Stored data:

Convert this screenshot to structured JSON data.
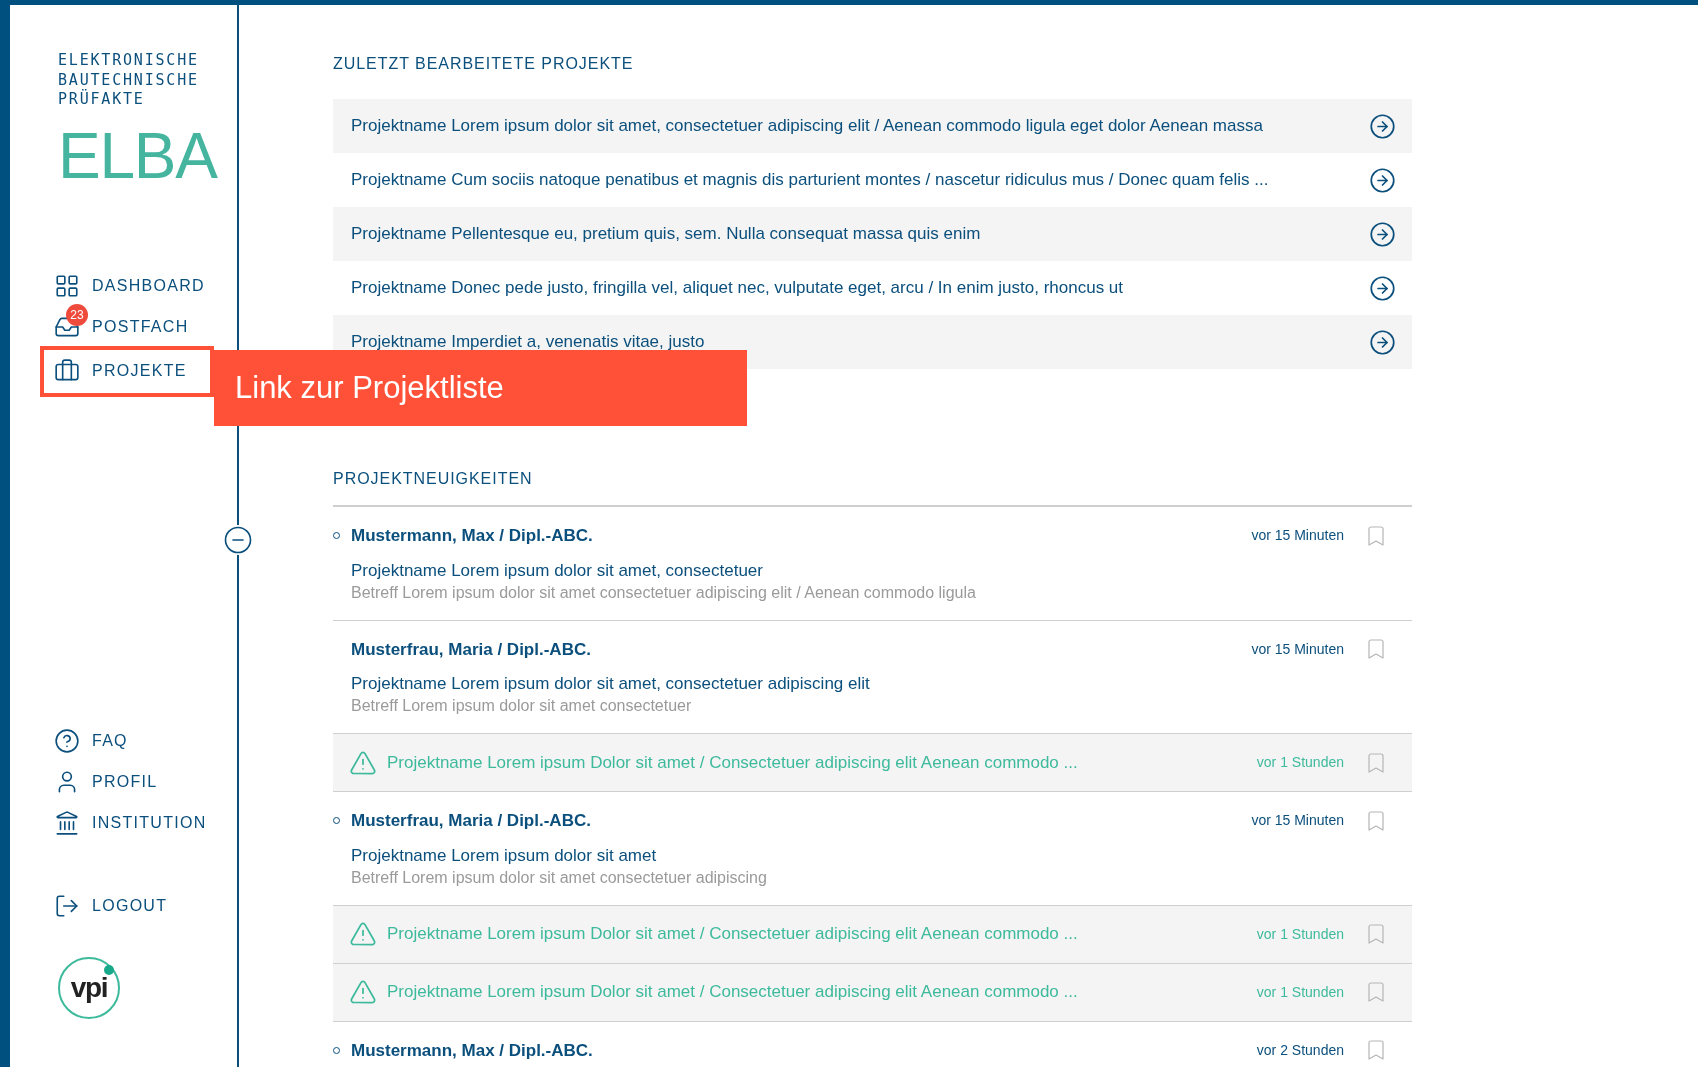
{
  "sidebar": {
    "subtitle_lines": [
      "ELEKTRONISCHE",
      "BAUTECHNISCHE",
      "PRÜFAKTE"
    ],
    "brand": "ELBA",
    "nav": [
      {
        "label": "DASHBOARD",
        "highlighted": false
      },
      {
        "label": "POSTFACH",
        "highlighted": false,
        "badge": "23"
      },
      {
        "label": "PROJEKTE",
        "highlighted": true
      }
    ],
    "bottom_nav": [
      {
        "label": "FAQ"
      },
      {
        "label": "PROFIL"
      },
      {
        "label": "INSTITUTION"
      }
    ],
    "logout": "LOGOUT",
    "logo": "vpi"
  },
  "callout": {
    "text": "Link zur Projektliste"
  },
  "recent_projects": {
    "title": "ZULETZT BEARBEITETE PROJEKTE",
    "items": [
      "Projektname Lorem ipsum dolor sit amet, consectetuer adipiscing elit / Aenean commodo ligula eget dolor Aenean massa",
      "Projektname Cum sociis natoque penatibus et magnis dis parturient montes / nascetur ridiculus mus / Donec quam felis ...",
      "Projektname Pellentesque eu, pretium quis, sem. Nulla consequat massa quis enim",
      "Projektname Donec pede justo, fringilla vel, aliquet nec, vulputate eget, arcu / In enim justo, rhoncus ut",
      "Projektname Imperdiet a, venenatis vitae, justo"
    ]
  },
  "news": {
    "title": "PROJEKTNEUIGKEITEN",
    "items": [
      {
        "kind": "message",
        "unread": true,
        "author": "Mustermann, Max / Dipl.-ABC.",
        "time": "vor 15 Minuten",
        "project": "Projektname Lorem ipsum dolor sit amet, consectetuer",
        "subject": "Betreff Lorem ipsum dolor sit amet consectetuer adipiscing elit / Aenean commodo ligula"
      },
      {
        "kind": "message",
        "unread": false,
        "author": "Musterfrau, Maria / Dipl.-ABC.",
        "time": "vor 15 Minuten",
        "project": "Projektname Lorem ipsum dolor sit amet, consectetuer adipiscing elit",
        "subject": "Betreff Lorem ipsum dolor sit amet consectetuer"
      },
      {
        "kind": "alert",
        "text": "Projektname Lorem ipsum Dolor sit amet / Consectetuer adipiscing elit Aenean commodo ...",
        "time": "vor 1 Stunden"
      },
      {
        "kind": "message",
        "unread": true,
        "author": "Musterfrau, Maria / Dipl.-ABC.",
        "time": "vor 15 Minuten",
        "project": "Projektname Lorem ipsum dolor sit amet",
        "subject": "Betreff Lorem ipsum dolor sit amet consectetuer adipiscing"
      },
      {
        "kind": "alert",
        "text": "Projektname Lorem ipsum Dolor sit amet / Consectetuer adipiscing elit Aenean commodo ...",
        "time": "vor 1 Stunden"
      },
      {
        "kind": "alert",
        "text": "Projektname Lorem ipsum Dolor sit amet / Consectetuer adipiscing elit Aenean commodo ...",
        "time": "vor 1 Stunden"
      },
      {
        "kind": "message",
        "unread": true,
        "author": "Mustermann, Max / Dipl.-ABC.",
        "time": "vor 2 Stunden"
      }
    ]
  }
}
--
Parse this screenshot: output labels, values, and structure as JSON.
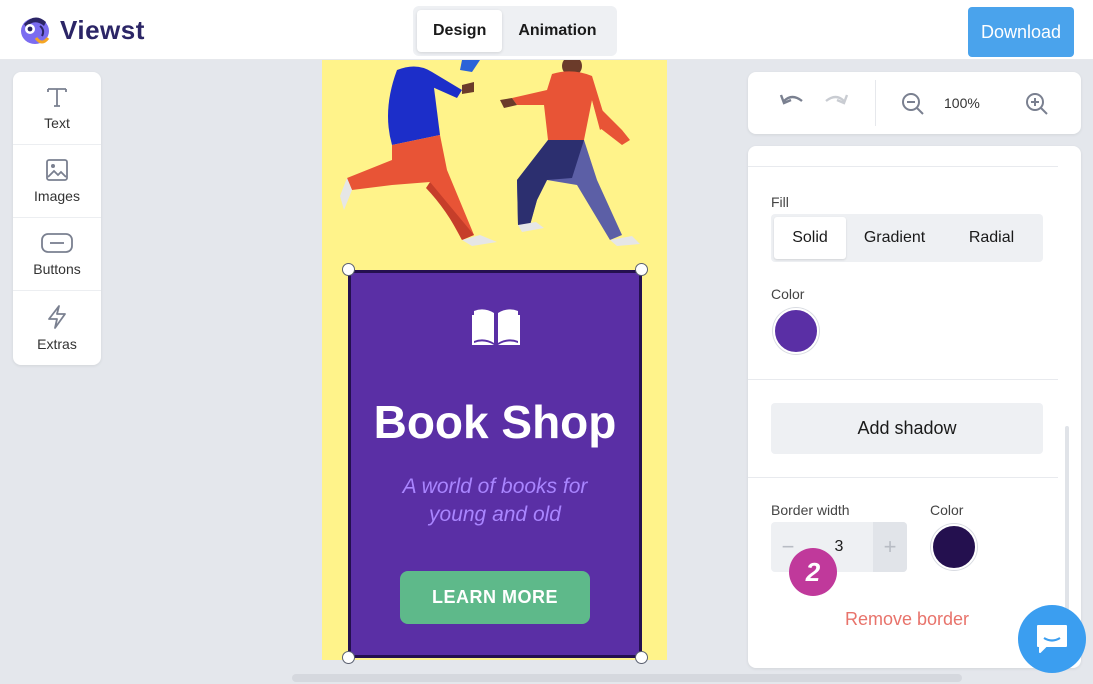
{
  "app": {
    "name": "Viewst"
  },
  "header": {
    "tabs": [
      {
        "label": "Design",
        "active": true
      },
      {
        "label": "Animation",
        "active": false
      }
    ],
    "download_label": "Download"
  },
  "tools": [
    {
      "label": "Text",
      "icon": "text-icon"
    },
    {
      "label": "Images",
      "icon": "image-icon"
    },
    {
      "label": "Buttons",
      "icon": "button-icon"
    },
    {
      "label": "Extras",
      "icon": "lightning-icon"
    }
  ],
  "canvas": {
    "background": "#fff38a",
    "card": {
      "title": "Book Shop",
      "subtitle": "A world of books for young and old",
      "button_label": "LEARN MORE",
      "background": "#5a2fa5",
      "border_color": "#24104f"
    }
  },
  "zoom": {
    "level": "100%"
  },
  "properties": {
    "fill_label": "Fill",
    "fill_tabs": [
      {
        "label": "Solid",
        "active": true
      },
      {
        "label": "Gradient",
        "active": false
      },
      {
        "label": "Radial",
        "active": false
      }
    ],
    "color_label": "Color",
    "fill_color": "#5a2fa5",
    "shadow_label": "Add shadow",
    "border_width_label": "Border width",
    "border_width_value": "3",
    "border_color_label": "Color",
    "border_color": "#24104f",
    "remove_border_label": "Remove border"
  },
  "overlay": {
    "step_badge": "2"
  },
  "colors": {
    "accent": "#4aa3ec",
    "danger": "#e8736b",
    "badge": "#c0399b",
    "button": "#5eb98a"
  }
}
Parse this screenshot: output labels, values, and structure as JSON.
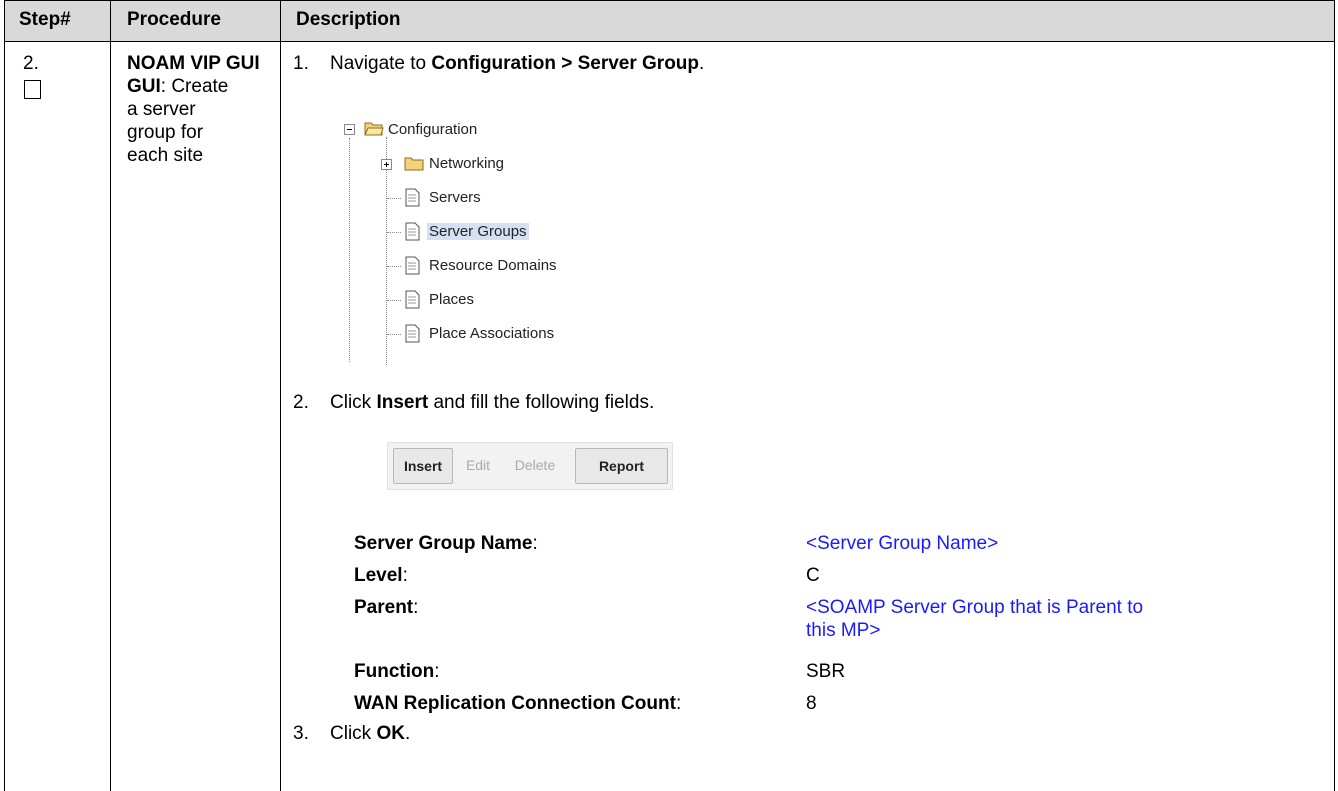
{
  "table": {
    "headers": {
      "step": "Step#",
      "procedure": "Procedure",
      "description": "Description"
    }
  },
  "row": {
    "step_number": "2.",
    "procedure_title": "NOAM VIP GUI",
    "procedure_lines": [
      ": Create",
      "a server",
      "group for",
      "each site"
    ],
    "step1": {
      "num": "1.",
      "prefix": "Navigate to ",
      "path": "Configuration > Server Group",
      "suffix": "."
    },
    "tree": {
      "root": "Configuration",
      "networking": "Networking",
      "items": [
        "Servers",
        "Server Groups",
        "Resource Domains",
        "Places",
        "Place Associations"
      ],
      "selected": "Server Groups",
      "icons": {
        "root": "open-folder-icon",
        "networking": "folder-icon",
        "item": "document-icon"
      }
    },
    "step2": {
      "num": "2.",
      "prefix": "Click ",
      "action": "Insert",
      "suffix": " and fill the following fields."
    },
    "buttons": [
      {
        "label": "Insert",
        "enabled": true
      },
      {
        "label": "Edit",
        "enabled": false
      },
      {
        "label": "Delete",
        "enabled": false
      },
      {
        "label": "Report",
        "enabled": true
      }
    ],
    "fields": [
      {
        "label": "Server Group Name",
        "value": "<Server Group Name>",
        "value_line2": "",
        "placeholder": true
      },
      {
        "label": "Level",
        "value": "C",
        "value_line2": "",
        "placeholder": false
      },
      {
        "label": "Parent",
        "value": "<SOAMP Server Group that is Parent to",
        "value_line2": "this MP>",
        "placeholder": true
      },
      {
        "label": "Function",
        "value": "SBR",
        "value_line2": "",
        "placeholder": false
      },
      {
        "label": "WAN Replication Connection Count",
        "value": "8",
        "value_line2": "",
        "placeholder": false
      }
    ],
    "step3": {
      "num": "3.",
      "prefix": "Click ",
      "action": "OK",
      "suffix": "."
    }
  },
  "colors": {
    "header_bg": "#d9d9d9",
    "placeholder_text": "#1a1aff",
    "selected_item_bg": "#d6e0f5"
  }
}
---
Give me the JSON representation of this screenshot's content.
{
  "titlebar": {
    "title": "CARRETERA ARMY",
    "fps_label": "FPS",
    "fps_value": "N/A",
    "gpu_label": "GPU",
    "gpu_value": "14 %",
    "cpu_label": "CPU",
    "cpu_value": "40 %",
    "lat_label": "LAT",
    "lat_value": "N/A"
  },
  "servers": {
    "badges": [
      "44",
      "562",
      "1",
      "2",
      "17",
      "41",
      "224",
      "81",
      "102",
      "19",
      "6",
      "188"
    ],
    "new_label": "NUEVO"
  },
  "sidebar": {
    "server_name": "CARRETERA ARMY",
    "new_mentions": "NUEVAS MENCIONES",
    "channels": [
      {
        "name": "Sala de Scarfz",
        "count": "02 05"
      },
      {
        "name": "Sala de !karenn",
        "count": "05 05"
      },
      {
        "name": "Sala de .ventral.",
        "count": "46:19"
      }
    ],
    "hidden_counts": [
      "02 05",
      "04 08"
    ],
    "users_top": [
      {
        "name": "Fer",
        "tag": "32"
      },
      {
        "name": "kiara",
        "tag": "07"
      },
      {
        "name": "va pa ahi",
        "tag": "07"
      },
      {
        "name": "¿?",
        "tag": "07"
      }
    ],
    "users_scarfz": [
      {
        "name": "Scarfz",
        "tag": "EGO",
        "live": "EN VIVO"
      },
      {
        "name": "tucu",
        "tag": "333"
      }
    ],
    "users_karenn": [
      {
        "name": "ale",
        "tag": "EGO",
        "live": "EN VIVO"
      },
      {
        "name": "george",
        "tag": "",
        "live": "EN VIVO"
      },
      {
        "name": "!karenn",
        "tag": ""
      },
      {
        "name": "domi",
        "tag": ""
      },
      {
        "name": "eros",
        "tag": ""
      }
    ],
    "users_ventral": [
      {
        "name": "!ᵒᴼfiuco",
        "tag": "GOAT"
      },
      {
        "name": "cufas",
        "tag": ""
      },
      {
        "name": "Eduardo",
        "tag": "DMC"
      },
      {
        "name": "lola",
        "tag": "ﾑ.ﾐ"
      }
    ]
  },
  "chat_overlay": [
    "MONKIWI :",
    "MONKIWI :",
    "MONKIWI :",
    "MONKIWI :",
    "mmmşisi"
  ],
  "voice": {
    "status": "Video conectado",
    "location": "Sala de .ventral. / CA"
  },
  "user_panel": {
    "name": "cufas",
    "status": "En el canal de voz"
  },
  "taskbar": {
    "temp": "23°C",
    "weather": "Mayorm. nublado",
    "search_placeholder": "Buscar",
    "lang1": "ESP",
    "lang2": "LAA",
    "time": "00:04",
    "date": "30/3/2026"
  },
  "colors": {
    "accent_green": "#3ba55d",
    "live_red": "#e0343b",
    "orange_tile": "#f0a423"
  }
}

- [DO THIS]:
Of all the lines in the entries, how many contain the word "JSON"? Give only the number.

- [REPLY]:
4